====== DATA LISTING

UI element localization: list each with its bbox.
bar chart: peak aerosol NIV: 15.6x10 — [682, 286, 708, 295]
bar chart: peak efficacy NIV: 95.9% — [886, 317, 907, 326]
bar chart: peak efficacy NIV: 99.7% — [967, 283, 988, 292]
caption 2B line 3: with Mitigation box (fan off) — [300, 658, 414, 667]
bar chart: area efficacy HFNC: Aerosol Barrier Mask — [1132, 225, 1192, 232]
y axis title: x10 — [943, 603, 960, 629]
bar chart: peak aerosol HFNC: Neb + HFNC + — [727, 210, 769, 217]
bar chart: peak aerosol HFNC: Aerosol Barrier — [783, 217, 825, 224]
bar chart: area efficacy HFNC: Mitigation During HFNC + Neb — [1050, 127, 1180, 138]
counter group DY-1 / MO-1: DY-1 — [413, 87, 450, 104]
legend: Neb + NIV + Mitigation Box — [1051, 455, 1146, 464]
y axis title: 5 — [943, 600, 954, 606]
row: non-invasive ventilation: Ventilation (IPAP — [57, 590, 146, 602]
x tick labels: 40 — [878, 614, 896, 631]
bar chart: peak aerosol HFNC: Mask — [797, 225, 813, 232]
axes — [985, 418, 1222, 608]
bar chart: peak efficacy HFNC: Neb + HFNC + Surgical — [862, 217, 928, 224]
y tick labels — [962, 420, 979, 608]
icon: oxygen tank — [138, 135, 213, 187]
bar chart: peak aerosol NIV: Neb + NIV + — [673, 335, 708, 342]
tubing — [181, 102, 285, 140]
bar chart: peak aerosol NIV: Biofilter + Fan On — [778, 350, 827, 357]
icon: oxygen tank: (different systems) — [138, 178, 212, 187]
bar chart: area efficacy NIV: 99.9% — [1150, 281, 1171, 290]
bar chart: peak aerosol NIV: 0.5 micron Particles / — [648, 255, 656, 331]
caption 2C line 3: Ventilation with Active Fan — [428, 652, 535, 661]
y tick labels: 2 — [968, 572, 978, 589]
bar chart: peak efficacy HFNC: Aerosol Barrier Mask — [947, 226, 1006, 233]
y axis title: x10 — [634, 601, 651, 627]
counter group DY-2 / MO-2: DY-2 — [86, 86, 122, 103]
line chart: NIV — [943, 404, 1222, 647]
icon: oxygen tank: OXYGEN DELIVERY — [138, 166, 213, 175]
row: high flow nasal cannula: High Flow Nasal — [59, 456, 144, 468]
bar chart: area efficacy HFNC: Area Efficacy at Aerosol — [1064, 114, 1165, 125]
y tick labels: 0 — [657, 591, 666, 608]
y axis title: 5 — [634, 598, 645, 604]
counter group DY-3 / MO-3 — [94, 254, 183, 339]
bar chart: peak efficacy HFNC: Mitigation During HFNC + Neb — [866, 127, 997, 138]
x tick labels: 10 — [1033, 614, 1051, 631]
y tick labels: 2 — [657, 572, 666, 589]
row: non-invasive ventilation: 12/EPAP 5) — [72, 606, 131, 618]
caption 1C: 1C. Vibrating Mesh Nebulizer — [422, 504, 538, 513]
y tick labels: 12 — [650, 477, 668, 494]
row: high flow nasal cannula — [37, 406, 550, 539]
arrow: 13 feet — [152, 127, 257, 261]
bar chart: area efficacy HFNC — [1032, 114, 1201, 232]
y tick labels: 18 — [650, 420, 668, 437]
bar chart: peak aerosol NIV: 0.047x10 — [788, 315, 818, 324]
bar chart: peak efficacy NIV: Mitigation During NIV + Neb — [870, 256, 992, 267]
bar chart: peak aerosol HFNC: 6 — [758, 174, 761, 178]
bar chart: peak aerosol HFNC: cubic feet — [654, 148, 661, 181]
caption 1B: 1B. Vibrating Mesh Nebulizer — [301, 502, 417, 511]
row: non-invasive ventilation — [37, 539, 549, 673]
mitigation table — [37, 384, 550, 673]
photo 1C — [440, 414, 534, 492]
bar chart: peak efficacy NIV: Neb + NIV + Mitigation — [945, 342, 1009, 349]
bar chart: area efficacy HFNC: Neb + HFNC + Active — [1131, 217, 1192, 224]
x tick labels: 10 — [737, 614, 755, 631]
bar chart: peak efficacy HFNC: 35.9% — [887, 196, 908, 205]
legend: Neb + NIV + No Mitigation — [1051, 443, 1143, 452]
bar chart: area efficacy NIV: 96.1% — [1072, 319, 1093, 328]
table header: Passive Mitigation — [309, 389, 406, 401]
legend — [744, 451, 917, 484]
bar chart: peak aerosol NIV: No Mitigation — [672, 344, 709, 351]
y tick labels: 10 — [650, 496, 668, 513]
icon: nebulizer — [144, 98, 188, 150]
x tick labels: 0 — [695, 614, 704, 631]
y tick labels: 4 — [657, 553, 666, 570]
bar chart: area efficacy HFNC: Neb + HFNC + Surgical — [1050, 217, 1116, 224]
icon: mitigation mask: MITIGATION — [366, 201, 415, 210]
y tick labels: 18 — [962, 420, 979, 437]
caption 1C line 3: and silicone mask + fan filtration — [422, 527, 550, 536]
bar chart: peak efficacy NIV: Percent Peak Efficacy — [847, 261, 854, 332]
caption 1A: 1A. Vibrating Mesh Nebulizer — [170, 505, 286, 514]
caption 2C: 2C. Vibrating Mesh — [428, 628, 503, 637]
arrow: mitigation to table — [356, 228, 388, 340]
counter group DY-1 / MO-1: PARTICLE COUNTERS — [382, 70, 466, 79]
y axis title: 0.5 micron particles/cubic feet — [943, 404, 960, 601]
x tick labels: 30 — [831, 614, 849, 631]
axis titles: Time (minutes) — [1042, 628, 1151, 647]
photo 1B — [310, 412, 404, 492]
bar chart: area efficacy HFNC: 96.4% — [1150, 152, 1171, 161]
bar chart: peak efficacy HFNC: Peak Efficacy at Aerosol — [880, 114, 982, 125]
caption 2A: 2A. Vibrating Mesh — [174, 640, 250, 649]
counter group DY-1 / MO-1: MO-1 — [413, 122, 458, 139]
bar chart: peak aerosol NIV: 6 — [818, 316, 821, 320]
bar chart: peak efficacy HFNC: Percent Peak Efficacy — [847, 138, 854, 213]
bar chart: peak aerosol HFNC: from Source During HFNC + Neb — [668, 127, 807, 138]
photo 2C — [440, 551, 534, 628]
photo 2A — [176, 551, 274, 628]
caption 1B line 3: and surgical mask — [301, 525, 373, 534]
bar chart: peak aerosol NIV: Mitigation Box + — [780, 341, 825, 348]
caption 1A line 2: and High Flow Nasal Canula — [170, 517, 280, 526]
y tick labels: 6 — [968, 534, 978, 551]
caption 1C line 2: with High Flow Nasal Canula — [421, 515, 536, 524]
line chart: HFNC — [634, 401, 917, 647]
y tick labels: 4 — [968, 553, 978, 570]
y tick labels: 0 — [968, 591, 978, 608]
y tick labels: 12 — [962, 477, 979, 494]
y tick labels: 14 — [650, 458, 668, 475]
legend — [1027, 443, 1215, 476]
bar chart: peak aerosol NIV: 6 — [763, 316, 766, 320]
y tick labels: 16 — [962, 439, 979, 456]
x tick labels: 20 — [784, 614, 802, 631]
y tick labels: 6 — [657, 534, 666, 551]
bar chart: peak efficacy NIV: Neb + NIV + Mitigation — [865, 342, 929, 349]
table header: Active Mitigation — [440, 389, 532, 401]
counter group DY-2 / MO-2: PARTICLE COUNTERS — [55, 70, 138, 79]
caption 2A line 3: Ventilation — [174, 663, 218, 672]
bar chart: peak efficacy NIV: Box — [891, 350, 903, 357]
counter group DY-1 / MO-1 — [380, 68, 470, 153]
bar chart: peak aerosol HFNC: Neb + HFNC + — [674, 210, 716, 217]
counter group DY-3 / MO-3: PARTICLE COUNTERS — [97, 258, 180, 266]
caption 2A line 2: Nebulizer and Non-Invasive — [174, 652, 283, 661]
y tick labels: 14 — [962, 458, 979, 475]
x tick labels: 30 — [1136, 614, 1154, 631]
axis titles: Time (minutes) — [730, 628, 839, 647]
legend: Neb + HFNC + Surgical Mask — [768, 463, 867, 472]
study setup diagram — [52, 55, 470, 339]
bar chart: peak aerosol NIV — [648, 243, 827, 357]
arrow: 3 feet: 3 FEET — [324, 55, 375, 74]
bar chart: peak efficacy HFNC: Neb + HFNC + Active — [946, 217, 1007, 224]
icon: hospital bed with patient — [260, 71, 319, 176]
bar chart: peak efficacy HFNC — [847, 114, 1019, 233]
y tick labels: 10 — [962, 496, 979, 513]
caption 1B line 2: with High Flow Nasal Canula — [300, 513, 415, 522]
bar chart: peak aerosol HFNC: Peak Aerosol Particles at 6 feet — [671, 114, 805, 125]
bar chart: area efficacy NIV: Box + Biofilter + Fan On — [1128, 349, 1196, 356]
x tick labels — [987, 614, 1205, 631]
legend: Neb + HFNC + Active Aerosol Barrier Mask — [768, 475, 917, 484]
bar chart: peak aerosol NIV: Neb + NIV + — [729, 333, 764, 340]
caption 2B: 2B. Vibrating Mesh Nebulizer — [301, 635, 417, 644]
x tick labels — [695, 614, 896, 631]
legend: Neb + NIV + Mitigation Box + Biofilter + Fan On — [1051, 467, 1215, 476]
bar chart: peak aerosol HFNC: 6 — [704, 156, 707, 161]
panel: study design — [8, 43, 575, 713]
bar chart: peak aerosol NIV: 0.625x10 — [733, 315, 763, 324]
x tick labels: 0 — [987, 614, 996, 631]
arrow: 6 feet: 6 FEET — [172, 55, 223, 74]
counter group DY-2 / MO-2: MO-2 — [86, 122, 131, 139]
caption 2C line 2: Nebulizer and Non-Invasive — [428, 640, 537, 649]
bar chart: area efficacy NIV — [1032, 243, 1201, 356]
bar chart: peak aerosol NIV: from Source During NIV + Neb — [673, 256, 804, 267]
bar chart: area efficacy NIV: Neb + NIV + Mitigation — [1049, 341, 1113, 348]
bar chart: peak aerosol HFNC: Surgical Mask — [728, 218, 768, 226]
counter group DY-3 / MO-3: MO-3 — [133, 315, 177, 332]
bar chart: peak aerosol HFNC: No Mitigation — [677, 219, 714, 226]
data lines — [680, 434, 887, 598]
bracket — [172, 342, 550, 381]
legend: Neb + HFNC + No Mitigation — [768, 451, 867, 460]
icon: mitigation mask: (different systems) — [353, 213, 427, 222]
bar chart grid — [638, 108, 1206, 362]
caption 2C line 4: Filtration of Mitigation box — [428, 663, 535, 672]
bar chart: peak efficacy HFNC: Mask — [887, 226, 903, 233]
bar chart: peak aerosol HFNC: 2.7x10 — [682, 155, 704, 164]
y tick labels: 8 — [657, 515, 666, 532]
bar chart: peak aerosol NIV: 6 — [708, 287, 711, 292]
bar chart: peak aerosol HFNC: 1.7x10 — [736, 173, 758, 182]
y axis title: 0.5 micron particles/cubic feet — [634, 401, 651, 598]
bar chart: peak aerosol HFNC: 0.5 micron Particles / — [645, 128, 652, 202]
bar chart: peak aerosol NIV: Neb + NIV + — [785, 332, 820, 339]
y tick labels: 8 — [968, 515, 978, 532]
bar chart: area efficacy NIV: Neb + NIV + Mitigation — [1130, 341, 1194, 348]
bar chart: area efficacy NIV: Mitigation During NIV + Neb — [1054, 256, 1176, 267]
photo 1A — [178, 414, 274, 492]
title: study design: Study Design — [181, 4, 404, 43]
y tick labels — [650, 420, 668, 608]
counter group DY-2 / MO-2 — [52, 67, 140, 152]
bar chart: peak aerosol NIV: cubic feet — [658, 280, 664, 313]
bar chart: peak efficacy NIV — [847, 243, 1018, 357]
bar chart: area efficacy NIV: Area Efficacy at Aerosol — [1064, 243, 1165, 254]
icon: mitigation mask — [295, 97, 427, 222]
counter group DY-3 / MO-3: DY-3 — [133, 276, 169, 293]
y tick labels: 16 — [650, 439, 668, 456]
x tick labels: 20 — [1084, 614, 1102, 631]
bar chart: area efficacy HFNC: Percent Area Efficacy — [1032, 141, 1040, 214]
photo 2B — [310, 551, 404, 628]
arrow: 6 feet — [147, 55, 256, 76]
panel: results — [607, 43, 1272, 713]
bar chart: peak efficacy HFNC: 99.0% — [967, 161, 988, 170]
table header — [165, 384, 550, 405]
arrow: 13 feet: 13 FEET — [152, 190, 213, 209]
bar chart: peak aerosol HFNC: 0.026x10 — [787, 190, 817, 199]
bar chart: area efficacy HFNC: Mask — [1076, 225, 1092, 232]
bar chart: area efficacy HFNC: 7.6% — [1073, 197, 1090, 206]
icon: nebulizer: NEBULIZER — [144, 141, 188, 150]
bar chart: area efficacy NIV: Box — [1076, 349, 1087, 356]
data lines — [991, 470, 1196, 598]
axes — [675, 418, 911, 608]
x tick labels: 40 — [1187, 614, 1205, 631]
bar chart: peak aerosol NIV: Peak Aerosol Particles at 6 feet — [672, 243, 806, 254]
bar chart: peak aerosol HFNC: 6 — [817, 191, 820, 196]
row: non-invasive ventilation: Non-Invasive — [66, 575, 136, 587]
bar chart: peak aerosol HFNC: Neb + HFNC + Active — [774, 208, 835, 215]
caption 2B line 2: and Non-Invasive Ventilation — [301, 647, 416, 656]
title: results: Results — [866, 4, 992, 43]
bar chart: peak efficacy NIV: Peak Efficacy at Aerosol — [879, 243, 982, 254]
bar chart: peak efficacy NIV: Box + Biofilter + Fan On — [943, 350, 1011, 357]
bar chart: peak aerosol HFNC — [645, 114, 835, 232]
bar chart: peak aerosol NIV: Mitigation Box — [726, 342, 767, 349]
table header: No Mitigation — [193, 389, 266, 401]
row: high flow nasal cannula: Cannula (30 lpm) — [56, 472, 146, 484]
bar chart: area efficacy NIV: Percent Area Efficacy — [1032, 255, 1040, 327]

============

_WHAT YOU SHOULD DO_.
Repeat the records word for word, from the first line through the line that contains "caption 2B line 3: with".

_EXERCISE ANSWER_.
UI element localization: list each with its bbox.
bar chart: peak aerosol NIV: 15.6x10 — [682, 286, 708, 295]
bar chart: peak efficacy NIV: 95.9% — [886, 317, 907, 326]
bar chart: peak efficacy NIV: 99.7% — [967, 283, 988, 292]
caption 2B line 3: with Mitigation box (fan off) — [300, 658, 414, 667]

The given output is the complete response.